Data entries
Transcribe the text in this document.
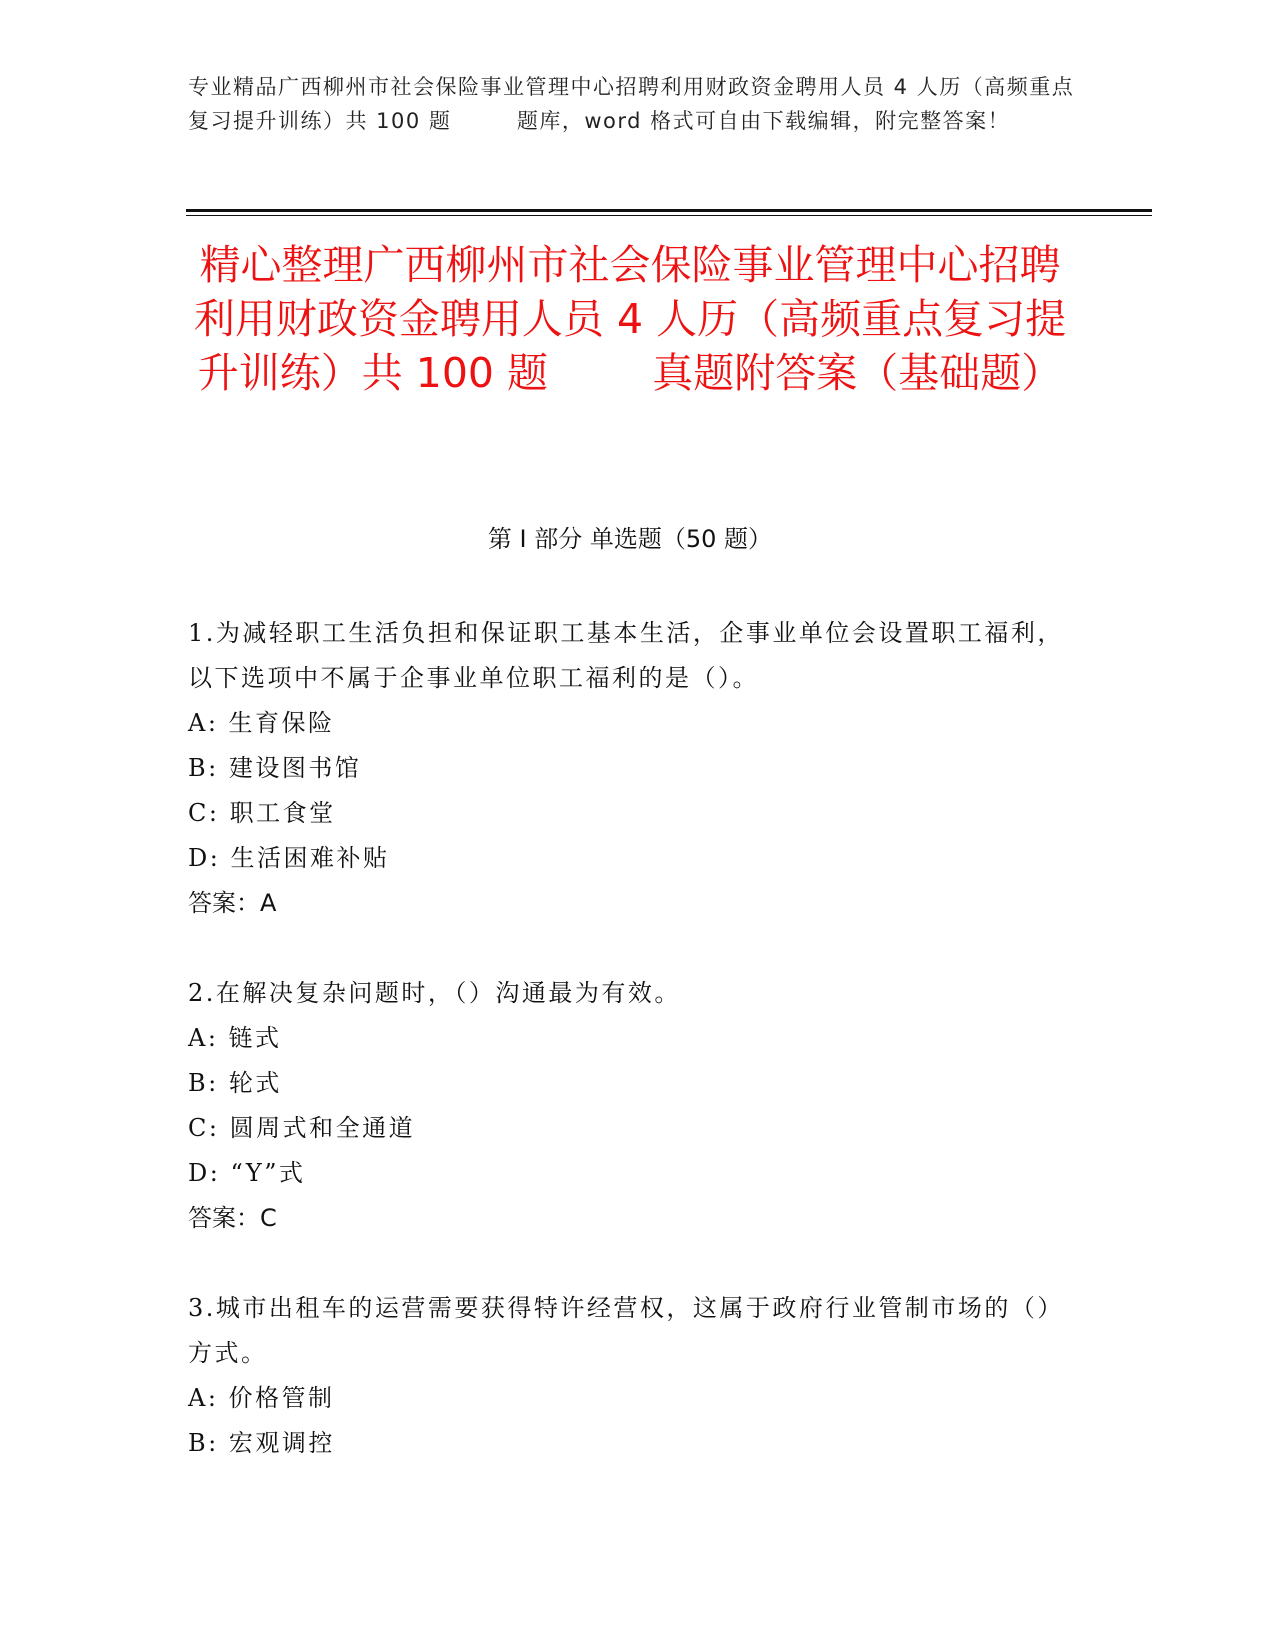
专业精品广西柳州市社会保险事业管理中心招聘利用财政资金聘用人员 4 人历（高频重点复习提升训练）共 100 题        题库，word 格式可自由下载编辑，附完整答案！
精心整理广西柳州市社会保险事业管理中心招聘利用财政资金聘用人员 4 人历（高频重点复习提升训练）共 100 题        真题附答案（基础题）
第 I 部分 单选题（50 题）
1.为减轻职工生活负担和保证职工基本生活，企事业单位会设置职工福利，以下选项中不属于企事业单位职工福利的是（）。
A: 生育保险
B: 建设图书馆
C: 职工食堂
D: 生活困难补贴
答案：A
2.在解决复杂问题时，（）沟通最为有效。
A: 链式
B: 轮式
C: 圆周式和全通道
D: “Y”式
答案：C
3.城市出租车的运营需要获得特许经营权，这属于政府行业管制市场的（）方式。
A: 价格管制
B: 宏观调控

- TASK PROMPT -
Figure out how many lines of the data above include "高频重点复习提升训练", then give the number and nothing more.

- THE COMPLETED TASK -
2